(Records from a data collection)
***
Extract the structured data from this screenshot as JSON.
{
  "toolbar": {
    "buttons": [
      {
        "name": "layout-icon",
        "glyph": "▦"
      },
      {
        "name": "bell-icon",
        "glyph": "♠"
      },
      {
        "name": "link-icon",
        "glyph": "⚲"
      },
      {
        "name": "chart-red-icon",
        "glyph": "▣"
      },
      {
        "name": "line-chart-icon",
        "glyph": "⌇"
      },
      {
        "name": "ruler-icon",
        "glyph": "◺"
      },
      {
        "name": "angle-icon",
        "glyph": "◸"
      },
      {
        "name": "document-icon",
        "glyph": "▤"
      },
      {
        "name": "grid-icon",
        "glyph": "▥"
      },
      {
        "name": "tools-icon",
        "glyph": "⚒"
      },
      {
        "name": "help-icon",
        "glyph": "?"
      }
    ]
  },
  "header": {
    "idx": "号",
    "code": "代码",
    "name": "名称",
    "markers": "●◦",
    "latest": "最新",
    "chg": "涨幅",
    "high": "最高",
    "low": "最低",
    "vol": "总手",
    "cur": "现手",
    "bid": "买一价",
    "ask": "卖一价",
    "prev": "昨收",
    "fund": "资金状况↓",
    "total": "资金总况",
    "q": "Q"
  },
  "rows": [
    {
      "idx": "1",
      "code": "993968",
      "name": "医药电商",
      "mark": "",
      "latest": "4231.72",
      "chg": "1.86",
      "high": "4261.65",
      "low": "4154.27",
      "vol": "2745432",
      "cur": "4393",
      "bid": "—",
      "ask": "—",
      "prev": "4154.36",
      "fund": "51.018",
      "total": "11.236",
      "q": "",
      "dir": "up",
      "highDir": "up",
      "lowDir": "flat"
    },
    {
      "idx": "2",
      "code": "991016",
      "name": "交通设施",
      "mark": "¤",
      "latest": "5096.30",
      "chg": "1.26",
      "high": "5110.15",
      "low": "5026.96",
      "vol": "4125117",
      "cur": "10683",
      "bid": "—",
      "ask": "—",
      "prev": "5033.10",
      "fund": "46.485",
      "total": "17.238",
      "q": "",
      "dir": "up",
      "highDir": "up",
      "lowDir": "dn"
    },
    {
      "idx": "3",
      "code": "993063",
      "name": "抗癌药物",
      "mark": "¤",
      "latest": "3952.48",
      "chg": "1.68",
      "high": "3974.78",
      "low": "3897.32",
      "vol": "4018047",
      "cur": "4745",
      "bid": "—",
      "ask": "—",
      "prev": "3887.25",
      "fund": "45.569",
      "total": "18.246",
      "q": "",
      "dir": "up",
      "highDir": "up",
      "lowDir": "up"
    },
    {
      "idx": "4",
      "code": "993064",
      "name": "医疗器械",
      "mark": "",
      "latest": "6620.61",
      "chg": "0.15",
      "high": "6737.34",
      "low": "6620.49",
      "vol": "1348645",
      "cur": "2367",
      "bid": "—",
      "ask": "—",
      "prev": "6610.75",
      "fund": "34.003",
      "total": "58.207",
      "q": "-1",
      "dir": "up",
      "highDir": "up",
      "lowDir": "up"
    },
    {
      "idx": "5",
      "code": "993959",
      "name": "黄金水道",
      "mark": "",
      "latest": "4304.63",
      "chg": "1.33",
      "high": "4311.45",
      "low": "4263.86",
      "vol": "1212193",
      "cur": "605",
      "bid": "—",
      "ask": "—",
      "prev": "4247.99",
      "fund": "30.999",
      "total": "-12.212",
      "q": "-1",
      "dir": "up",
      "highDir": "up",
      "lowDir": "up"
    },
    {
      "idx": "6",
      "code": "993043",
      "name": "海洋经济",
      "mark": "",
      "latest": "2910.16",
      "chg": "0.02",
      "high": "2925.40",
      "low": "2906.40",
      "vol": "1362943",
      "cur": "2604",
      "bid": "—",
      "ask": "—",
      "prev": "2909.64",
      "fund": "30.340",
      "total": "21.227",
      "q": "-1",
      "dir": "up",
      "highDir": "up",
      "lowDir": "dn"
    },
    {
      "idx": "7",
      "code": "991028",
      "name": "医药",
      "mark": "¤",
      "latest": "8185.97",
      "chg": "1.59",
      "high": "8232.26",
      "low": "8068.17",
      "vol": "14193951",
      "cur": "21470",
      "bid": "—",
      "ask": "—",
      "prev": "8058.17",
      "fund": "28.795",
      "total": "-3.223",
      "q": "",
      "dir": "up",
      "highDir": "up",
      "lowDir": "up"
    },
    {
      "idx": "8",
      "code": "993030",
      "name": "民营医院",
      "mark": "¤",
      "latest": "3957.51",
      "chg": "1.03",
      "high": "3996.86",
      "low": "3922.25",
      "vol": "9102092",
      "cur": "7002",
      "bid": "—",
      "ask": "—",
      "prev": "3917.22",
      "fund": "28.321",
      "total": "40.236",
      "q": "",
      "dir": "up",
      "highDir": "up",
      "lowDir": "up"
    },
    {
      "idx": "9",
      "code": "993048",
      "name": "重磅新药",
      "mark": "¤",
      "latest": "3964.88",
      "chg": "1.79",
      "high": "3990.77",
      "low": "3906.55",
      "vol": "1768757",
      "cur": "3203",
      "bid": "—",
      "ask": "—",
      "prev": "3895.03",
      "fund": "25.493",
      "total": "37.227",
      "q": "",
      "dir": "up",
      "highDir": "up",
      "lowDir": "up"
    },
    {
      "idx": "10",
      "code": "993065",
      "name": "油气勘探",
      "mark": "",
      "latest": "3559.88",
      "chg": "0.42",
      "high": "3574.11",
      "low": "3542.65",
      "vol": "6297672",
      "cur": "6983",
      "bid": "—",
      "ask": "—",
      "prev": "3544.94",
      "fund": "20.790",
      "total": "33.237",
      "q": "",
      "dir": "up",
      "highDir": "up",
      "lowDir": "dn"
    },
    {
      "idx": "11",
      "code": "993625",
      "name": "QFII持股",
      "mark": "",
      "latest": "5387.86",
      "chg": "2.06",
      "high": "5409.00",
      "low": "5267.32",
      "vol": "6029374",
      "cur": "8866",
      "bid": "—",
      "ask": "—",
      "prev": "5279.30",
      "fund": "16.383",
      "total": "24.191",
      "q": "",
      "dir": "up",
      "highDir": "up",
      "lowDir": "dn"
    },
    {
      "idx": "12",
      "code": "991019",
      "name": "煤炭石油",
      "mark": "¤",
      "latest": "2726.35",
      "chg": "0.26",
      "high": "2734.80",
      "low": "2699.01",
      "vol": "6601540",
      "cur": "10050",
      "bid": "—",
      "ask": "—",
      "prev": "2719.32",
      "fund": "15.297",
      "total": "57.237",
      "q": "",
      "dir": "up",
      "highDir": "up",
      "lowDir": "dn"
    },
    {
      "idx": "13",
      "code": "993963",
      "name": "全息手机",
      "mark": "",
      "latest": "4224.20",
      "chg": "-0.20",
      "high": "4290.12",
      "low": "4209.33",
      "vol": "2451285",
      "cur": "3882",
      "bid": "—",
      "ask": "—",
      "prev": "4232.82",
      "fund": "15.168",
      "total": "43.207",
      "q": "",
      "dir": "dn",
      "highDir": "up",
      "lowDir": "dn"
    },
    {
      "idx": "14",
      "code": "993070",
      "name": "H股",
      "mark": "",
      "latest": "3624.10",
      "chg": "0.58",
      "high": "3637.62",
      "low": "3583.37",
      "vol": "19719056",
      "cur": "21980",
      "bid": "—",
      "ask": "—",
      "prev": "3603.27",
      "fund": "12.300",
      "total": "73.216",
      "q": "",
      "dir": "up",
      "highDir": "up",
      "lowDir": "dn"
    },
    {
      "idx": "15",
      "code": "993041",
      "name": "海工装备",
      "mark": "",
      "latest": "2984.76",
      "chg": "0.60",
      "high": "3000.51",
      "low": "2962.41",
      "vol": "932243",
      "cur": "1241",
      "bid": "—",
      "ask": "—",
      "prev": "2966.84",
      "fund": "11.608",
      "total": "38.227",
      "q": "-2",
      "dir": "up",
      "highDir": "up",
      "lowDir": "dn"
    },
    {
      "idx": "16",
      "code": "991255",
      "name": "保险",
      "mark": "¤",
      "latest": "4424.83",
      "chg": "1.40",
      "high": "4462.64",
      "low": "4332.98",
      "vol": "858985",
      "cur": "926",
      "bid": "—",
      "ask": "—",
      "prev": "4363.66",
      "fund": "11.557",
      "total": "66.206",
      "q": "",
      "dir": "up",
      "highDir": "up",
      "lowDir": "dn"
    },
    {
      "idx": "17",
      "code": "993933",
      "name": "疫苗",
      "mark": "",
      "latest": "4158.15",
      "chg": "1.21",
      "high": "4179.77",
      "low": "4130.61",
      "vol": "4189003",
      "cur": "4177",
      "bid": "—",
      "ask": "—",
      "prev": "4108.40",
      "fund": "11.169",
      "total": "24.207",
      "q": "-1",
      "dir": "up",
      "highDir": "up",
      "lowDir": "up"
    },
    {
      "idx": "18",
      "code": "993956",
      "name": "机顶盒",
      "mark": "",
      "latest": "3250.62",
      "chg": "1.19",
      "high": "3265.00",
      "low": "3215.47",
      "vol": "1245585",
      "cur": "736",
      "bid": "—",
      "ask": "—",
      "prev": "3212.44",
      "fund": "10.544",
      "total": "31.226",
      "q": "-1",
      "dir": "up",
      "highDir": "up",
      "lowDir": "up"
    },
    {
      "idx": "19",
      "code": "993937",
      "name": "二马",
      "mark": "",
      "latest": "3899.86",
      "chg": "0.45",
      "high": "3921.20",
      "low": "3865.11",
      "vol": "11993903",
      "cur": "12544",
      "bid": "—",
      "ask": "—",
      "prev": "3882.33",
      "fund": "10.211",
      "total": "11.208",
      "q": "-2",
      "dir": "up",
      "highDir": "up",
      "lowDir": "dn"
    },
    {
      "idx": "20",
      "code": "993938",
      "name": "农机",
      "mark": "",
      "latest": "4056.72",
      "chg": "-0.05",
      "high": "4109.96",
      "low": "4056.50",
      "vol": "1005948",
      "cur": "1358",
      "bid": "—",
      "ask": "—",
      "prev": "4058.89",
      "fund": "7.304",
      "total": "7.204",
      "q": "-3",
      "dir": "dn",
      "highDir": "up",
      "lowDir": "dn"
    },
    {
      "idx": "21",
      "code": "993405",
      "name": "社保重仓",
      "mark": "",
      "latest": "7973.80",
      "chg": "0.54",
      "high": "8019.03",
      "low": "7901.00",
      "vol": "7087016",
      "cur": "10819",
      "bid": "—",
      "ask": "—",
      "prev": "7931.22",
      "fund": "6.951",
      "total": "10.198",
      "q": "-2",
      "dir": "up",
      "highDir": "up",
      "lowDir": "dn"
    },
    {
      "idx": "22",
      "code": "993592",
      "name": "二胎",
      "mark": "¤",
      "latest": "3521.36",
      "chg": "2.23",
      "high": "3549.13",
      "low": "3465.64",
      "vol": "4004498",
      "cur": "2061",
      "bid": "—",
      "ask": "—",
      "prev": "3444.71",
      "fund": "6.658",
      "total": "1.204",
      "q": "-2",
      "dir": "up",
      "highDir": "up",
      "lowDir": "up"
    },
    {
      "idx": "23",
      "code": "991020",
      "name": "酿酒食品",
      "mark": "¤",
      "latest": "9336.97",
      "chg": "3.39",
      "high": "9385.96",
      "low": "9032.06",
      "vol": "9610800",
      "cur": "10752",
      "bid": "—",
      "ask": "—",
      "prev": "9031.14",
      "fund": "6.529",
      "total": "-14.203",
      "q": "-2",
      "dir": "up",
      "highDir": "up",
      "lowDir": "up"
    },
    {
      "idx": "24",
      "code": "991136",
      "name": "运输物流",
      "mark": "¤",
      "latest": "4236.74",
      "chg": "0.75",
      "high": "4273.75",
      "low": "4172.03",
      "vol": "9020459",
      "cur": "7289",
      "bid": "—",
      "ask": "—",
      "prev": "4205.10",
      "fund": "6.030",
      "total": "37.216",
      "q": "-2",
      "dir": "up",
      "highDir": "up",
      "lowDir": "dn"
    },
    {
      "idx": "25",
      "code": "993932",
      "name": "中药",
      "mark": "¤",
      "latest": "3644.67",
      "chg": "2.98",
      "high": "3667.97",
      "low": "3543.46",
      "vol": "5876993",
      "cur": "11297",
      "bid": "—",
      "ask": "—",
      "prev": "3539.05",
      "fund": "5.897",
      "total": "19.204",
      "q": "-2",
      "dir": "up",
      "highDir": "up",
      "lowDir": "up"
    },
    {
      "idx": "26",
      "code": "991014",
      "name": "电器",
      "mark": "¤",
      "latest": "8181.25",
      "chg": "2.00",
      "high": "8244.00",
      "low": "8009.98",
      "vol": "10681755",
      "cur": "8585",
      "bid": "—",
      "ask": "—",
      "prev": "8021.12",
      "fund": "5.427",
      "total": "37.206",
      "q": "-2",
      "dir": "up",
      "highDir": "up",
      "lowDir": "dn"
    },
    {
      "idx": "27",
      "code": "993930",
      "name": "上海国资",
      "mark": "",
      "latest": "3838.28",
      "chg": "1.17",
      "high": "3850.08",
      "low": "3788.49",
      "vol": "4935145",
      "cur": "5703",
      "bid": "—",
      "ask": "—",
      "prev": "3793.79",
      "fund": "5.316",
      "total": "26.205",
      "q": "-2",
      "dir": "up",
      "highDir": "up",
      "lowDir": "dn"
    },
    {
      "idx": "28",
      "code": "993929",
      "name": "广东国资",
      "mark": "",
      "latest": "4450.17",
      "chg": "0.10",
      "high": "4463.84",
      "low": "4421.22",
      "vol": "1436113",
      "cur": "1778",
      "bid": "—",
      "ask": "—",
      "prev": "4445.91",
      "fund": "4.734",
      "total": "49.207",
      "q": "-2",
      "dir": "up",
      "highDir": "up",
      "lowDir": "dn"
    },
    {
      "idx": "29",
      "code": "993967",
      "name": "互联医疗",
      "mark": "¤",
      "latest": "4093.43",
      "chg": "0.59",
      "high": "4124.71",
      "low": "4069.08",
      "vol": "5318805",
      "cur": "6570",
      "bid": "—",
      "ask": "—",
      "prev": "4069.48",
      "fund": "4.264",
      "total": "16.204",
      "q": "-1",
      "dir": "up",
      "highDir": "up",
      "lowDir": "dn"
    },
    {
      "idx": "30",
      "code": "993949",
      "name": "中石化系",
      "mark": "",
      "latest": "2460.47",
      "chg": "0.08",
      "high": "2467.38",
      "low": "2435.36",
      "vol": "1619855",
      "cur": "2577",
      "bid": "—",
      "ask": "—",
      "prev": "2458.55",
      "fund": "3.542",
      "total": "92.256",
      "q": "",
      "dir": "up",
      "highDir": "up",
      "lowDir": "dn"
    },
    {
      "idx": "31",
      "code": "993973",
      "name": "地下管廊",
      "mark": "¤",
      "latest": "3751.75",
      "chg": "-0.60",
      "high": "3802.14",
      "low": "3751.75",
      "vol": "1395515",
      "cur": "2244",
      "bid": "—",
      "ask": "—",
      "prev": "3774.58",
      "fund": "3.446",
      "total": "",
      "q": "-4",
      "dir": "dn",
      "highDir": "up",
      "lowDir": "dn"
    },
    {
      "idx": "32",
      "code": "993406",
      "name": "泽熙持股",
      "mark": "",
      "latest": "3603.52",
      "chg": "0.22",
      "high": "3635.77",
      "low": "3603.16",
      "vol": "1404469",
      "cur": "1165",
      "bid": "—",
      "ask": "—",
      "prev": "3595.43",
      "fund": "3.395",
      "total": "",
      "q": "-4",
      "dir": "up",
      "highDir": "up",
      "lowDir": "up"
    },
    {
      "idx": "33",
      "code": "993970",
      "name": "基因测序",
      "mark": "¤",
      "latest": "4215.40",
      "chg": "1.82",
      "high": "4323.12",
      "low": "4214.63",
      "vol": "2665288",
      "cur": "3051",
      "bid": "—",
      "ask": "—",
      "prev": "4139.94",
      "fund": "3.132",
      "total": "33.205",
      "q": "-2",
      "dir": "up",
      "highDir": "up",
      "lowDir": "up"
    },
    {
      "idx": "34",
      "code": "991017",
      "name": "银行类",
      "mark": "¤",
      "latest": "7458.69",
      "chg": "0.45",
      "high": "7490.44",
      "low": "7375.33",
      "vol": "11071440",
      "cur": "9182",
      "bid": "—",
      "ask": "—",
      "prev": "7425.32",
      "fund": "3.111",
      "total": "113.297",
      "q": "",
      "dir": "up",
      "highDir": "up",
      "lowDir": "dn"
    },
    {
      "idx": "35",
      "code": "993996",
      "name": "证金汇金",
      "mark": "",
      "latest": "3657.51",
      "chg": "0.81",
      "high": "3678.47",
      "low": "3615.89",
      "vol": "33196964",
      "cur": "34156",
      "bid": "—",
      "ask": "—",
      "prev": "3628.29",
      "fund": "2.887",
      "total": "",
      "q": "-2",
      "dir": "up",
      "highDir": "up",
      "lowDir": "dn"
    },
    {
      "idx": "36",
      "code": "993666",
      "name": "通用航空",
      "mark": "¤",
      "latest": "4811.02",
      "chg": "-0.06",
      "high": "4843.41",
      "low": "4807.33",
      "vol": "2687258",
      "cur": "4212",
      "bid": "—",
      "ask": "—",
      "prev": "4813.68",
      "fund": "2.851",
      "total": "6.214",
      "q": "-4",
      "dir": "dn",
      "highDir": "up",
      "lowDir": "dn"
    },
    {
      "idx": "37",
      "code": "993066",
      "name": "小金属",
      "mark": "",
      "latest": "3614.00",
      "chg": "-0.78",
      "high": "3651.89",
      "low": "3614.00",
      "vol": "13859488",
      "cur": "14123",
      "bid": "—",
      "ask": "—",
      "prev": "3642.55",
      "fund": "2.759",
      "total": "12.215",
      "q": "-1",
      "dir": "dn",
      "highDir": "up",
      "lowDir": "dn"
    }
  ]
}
***
> _EXERCISE PROMPT_: Find the lines above that include the string "icon" and copy them.

> _SOLUTION TO THE PROBLEM_:
        "name": "layout-icon",
        "name": "bell-icon",
        "name": "link-icon",
        "name": "chart-red-icon",
        "name": "line-chart-icon",
        "name": "ruler-icon",
        "name": "angle-icon",
        "name": "document-icon",
        "name": "grid-icon",
        "name": "tools-icon",
        "name": "help-icon",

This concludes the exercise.